DIRECTIVE: Scan the data below for the string "username". Copy every line where it appears.

+++ DATA SHOWN +++

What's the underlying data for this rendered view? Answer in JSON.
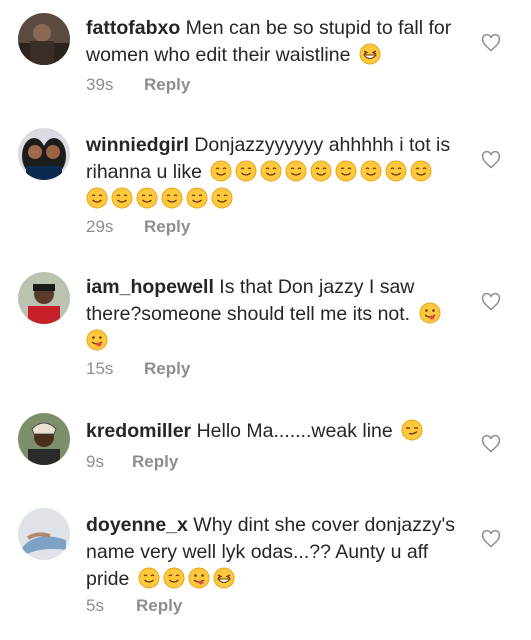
{
  "comments": [
    {
      "username": "fattofabxo",
      "text": "Men can be so stupid to fall for women who edit their waistline",
      "time": "39s",
      "reply": "Reply",
      "emojis": [
        "grinning-squint-face"
      ]
    },
    {
      "username": "winniedgirl",
      "text": "Donjazzyyyyyy ahhhhh i tot is rihanna u like",
      "time": "29s",
      "reply": "Reply",
      "emojis": [
        "smiling-face",
        "smiling-face",
        "smiling-face",
        "smiling-face",
        "smiling-face",
        "smiling-face",
        "smiling-face",
        "smiling-face",
        "smiling-face",
        "smiling-face",
        "smiling-face",
        "smiling-face",
        "smiling-face",
        "smiling-face",
        "smiling-face"
      ]
    },
    {
      "username": "iam_hopewell",
      "text": "Is that Don jazzy I saw there?someone should tell me its not.",
      "time": "15s",
      "reply": "Reply",
      "emojis": [
        "face-savoring-food",
        "face-savoring-food"
      ]
    },
    {
      "username": "kredomiller",
      "text": "Hello Ma.......weak line",
      "time": "9s",
      "reply": "Reply",
      "emojis": [
        "smirking-face"
      ]
    },
    {
      "username": "doyenne_x",
      "text": "Why dint she cover donjazzy's name very well lyk odas...?? Aunty u aff pride",
      "time": "5s",
      "reply": "Reply",
      "emojis": [
        "smiling-face",
        "smiling-face",
        "face-savoring-food",
        "grinning-squint-face"
      ]
    }
  ],
  "colors": {
    "text": "#262626",
    "meta": "#8e8e8e",
    "emoji_yellow": "#ffc83d"
  }
}
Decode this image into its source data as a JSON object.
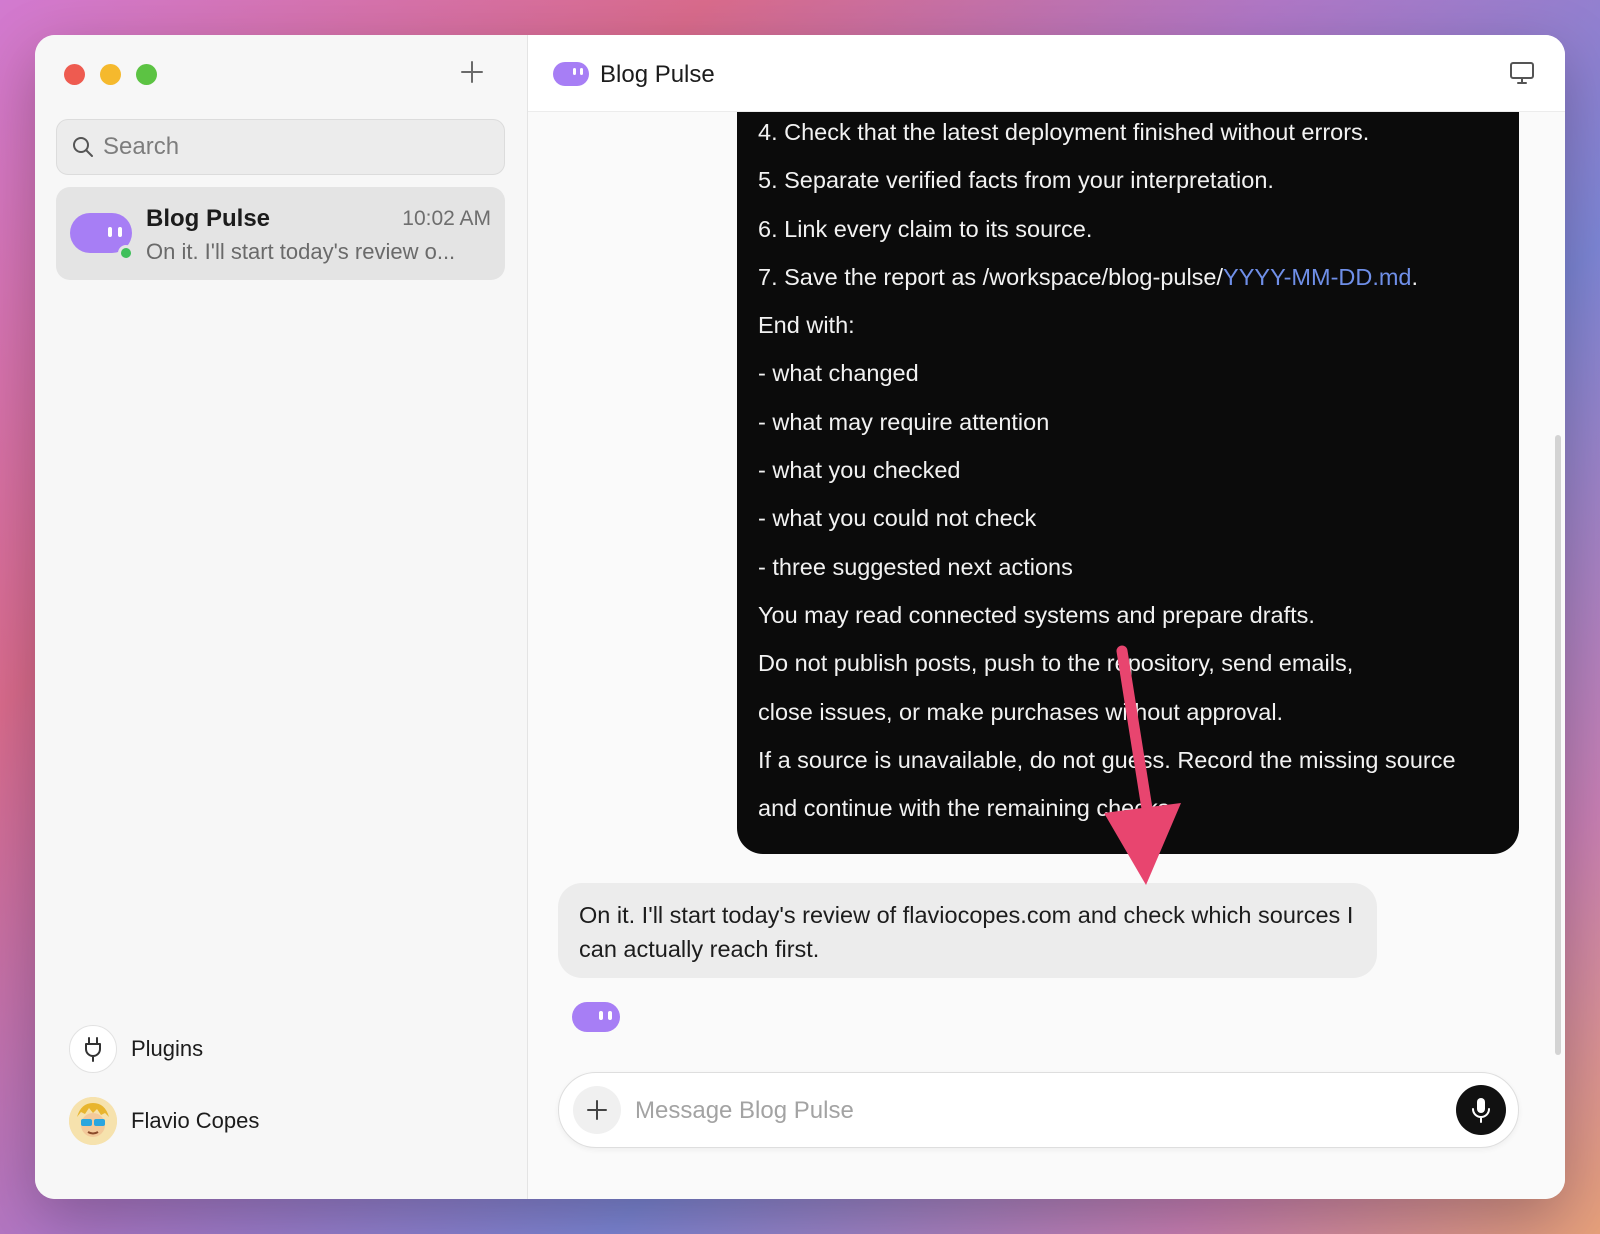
{
  "sidebar": {
    "search_placeholder": "Search",
    "chat": {
      "name": "Blog Pulse",
      "time": "10:02 AM",
      "preview": "On it. I'll start today's review o..."
    },
    "plugins_label": "Plugins",
    "user_name": "Flavio Copes"
  },
  "header": {
    "title": "Blog Pulse"
  },
  "conversation": {
    "user_message_lines": [
      "4. Check that the latest deployment finished without errors.",
      "5. Separate verified facts from your interpretation.",
      "6. Link every claim to its source.",
      "End with:",
      "- what changed",
      "- what may require attention",
      "- what you checked",
      "- what you could not check",
      "- three suggested next actions",
      "You may read connected systems and prepare drafts.",
      "Do not publish posts, push to the repository, send emails,",
      "close issues, or make purchases without approval.",
      "If a source is unavailable, do not guess. Record the missing source",
      "and continue with the remaining checks."
    ],
    "save_line_prefix": "7. Save the report as /workspace/blog-pulse/",
    "save_line_link": "YYYY-MM-DD.md",
    "save_line_suffix": ".",
    "assistant_message": "On it. I'll start today's review of flaviocopes.com and check which sources I can actually reach first."
  },
  "composer": {
    "placeholder": "Message Blog Pulse"
  },
  "colors": {
    "bot_accent": "#a77ef5",
    "online": "#3fbf5a",
    "link": "#6f8fe8",
    "arrow": "#e8456f"
  }
}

+++

SOLVED PROBLEM:
      "username": "fattofabxo",
      "username": "winniedgirl",
      "username": "iam_hopewell",
      "username": "kredomiller",
      "username": "doyenne_x",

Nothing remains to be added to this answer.